What needs to be done: Repeat each line word for word.

Provided material:

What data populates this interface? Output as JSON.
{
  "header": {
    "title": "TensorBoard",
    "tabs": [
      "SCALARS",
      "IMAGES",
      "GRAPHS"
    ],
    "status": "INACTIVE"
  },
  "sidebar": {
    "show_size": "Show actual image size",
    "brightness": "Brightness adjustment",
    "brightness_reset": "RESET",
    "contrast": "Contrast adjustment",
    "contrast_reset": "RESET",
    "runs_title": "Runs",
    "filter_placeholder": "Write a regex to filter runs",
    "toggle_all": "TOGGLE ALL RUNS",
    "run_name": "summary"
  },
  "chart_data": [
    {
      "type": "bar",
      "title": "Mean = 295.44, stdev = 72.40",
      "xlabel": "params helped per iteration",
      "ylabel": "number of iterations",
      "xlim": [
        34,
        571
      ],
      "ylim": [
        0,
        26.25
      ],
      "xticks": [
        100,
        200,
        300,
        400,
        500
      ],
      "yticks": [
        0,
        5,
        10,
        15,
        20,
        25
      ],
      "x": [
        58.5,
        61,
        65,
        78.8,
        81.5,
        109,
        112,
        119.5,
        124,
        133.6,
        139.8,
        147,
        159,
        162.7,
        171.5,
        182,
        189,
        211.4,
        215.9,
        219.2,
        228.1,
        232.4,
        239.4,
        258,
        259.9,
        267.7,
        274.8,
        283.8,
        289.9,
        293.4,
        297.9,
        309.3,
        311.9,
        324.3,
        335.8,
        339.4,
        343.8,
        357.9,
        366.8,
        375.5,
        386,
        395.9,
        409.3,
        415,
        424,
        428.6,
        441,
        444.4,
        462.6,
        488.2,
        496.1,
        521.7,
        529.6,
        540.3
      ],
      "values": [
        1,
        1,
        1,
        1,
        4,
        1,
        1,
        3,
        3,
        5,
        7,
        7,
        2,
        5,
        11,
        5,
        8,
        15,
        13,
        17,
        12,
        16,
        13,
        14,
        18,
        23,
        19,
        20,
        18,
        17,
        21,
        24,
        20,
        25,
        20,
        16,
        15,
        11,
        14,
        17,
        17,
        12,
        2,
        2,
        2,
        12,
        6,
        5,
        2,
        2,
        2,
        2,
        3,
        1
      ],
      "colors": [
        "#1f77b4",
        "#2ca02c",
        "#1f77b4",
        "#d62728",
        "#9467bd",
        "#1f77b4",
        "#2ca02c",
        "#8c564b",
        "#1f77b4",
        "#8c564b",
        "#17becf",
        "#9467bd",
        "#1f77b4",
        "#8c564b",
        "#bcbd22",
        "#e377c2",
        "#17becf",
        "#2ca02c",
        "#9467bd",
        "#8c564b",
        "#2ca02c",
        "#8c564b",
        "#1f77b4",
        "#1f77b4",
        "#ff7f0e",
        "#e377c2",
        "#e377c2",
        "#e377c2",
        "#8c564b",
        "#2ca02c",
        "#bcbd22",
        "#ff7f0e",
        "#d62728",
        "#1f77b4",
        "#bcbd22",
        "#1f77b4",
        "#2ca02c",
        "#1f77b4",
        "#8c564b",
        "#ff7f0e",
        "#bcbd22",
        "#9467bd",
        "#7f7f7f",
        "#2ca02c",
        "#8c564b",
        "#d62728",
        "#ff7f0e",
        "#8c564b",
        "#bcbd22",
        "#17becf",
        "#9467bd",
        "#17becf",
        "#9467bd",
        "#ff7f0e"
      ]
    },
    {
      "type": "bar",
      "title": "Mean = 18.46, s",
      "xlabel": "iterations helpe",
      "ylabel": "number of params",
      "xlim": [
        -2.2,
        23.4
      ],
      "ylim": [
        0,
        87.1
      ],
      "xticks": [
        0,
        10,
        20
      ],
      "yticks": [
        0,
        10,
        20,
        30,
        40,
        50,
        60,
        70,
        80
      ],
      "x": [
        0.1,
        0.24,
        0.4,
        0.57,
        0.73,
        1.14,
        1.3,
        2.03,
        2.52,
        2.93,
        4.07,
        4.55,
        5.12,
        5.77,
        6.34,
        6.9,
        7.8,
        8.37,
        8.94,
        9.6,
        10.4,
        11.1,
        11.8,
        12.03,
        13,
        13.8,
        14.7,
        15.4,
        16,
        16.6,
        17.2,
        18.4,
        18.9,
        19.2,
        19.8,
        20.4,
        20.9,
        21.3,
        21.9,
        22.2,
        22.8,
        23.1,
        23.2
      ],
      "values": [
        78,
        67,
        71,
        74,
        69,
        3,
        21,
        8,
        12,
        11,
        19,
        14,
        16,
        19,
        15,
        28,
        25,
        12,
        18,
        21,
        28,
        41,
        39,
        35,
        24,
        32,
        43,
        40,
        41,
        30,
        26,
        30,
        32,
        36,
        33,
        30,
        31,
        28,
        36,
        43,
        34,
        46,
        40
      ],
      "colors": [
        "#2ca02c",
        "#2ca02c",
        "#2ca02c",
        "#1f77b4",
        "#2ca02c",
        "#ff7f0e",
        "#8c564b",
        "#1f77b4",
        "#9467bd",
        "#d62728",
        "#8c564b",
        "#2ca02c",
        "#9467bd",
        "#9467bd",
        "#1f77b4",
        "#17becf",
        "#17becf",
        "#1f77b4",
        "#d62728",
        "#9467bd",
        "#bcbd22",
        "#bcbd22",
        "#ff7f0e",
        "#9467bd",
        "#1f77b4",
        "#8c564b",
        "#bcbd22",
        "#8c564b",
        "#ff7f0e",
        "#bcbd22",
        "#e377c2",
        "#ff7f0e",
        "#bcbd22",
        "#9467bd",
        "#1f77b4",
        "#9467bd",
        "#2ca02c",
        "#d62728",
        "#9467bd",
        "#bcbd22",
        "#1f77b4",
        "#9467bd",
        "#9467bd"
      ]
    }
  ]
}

Final answer:
What data populates this interface? Output as JSON.
{
  "header": {
    "title": "TensorBoard",
    "tabs": [
      "SCALARS",
      "IMAGES",
      "GRAPHS"
    ],
    "status": "INACTIVE"
  },
  "sidebar": {
    "show_size": "Show actual image size",
    "brightness": "Brightness adjustment",
    "brightness_reset": "RESET",
    "contrast": "Contrast adjustment",
    "contrast_reset": "RESET",
    "runs_title": "Runs",
    "filter_placeholder": "Write a regex to filter runs",
    "toggle_all": "TOGGLE ALL RUNS",
    "run_name": "summary"
  },
  "chart_data": [
    {
      "type": "bar",
      "title": "Mean = 295.44, stdev = 72.40",
      "xlabel": "params helped per iteration",
      "ylabel": "number of iterations",
      "xlim": [
        34,
        571
      ],
      "ylim": [
        0,
        26.25
      ],
      "xticks": [
        100,
        200,
        300,
        400,
        500
      ],
      "yticks": [
        0,
        5,
        10,
        15,
        20,
        25
      ],
      "x": [
        58.5,
        61,
        65,
        78.8,
        81.5,
        109,
        112,
        119.5,
        124,
        133.6,
        139.8,
        147,
        159,
        162.7,
        171.5,
        182,
        189,
        211.4,
        215.9,
        219.2,
        228.1,
        232.4,
        239.4,
        258,
        259.9,
        267.7,
        274.8,
        283.8,
        289.9,
        293.4,
        297.9,
        309.3,
        311.9,
        324.3,
        335.8,
        339.4,
        343.8,
        357.9,
        366.8,
        375.5,
        386,
        395.9,
        409.3,
        415,
        424,
        428.6,
        441,
        444.4,
        462.6,
        488.2,
        496.1,
        521.7,
        529.6,
        540.3
      ],
      "values": [
        1,
        1,
        1,
        1,
        4,
        1,
        1,
        3,
        3,
        5,
        7,
        7,
        2,
        5,
        11,
        5,
        8,
        15,
        13,
        17,
        12,
        16,
        13,
        14,
        18,
        23,
        19,
        20,
        18,
        17,
        21,
        24,
        20,
        25,
        20,
        16,
        15,
        11,
        14,
        17,
        17,
        12,
        2,
        2,
        2,
        12,
        6,
        5,
        2,
        2,
        2,
        2,
        3,
        1
      ],
      "colors": [
        "#1f77b4",
        "#2ca02c",
        "#1f77b4",
        "#d62728",
        "#9467bd",
        "#1f77b4",
        "#2ca02c",
        "#8c564b",
        "#1f77b4",
        "#8c564b",
        "#17becf",
        "#9467bd",
        "#1f77b4",
        "#8c564b",
        "#bcbd22",
        "#e377c2",
        "#17becf",
        "#2ca02c",
        "#9467bd",
        "#8c564b",
        "#2ca02c",
        "#8c564b",
        "#1f77b4",
        "#1f77b4",
        "#ff7f0e",
        "#e377c2",
        "#e377c2",
        "#e377c2",
        "#8c564b",
        "#2ca02c",
        "#bcbd22",
        "#ff7f0e",
        "#d62728",
        "#1f77b4",
        "#bcbd22",
        "#1f77b4",
        "#2ca02c",
        "#1f77b4",
        "#8c564b",
        "#ff7f0e",
        "#bcbd22",
        "#9467bd",
        "#7f7f7f",
        "#2ca02c",
        "#8c564b",
        "#d62728",
        "#ff7f0e",
        "#8c564b",
        "#bcbd22",
        "#17becf",
        "#9467bd",
        "#17becf",
        "#9467bd",
        "#ff7f0e"
      ]
    },
    {
      "type": "bar",
      "title": "Mean = 18.46, s",
      "xlabel": "iterations helpe",
      "ylabel": "number of params",
      "xlim": [
        -2.2,
        23.4
      ],
      "ylim": [
        0,
        87.1
      ],
      "xticks": [
        0,
        10,
        20
      ],
      "yticks": [
        0,
        10,
        20,
        30,
        40,
        50,
        60,
        70,
        80
      ],
      "x": [
        0.1,
        0.24,
        0.4,
        0.57,
        0.73,
        1.14,
        1.3,
        2.03,
        2.52,
        2.93,
        4.07,
        4.55,
        5.12,
        5.77,
        6.34,
        6.9,
        7.8,
        8.37,
        8.94,
        9.6,
        10.4,
        11.1,
        11.8,
        12.03,
        13,
        13.8,
        14.7,
        15.4,
        16,
        16.6,
        17.2,
        18.4,
        18.9,
        19.2,
        19.8,
        20.4,
        20.9,
        21.3,
        21.9,
        22.2,
        22.8,
        23.1,
        23.2
      ],
      "values": [
        78,
        67,
        71,
        74,
        69,
        3,
        21,
        8,
        12,
        11,
        19,
        14,
        16,
        19,
        15,
        28,
        25,
        12,
        18,
        21,
        28,
        41,
        39,
        35,
        24,
        32,
        43,
        40,
        41,
        30,
        26,
        30,
        32,
        36,
        33,
        30,
        31,
        28,
        36,
        43,
        34,
        46,
        40
      ],
      "colors": [
        "#2ca02c",
        "#2ca02c",
        "#2ca02c",
        "#1f77b4",
        "#2ca02c",
        "#ff7f0e",
        "#8c564b",
        "#1f77b4",
        "#9467bd",
        "#d62728",
        "#8c564b",
        "#2ca02c",
        "#9467bd",
        "#9467bd",
        "#1f77b4",
        "#17becf",
        "#17becf",
        "#1f77b4",
        "#d62728",
        "#9467bd",
        "#bcbd22",
        "#bcbd22",
        "#ff7f0e",
        "#9467bd",
        "#1f77b4",
        "#8c564b",
        "#bcbd22",
        "#8c564b",
        "#ff7f0e",
        "#bcbd22",
        "#e377c2",
        "#ff7f0e",
        "#bcbd22",
        "#9467bd",
        "#1f77b4",
        "#9467bd",
        "#2ca02c",
        "#d62728",
        "#9467bd",
        "#bcbd22",
        "#1f77b4",
        "#9467bd",
        "#9467bd"
      ]
    }
  ]
}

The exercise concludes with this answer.